→ The task
Copy every line of the records below character for character, without changing anything.

→ Extracted records
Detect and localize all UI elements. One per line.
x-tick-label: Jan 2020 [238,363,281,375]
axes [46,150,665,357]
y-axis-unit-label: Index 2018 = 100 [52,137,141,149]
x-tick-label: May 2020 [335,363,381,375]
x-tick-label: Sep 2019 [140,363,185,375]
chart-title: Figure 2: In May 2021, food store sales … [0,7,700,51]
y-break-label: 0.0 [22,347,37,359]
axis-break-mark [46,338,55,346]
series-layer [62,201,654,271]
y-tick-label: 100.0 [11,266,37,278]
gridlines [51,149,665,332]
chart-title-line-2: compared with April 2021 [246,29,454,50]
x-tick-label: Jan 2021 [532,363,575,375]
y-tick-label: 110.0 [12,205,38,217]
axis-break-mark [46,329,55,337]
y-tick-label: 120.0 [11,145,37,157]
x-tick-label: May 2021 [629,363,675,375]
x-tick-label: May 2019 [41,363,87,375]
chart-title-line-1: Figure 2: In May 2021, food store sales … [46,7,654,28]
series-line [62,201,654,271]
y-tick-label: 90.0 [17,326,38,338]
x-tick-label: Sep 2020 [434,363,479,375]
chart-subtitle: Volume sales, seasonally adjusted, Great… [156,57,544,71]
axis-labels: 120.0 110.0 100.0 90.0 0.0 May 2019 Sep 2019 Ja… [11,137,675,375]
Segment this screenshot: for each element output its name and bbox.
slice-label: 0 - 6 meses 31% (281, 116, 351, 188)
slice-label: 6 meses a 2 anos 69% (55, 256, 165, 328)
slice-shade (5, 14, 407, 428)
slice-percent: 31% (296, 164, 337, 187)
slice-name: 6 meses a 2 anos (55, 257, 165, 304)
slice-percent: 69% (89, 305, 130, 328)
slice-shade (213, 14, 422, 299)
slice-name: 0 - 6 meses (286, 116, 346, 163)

→ Exercise solution
Detect and localize all UI elements. One per line.
x-tick-label: Jan 2020 [238,363,281,375]
axes [46,150,665,357]
y-axis-unit-label: Index 2018 = 100 [52,137,141,149]
x-tick-label: May 2020 [335,363,381,375]
x-tick-label: Sep 2019 [140,363,185,375]
chart-title: Figure 2: In May 2021, food store sales … [0,7,700,51]
y-break-label: 0.0 [22,347,37,359]
axis-break-mark [46,338,55,346]
series-layer [62,201,654,271]
y-tick-label: 100.0 [11,266,37,278]
gridlines [51,149,665,332]
chart-title-line-2: compared with April 2021 [246,29,454,50]
x-tick-label: Jan 2021 [532,363,575,375]
y-tick-label: 110.0 [12,205,38,217]
axis-break-mark [46,329,55,337]
y-tick-label: 120.0 [11,145,37,157]
x-tick-label: May 2021 [629,363,675,375]
x-tick-label: May 2019 [41,363,87,375]
chart-title-line-1: Figure 2: In May 2021, food store sales … [46,7,654,28]
series-line [62,201,654,271]
y-tick-label: 90.0 [17,326,38,338]
x-tick-label: Sep 2020 [434,363,479,375]
chart-subtitle: Volume sales, seasonally adjusted, Great… [156,57,544,71]
axis-labels: 120.0 110.0 100.0 90.0 0.0 May 2019 Sep 2019 Ja… [11,137,675,375]
Segment this screenshot: for each element output its name and bbox.
slice-label: 0 - 6 meses 31% (281, 116, 351, 188)
slice-label: 6 meses a 2 anos 69% (55, 256, 165, 328)
slice-shade (5, 14, 407, 428)
slice-percent: 31% (296, 164, 337, 187)
slice-name: 6 meses a 2 anos (55, 257, 165, 304)
slice-percent: 69% (89, 305, 130, 328)
slice-shade (213, 14, 422, 299)
slice-name: 0 - 6 meses (286, 116, 346, 163)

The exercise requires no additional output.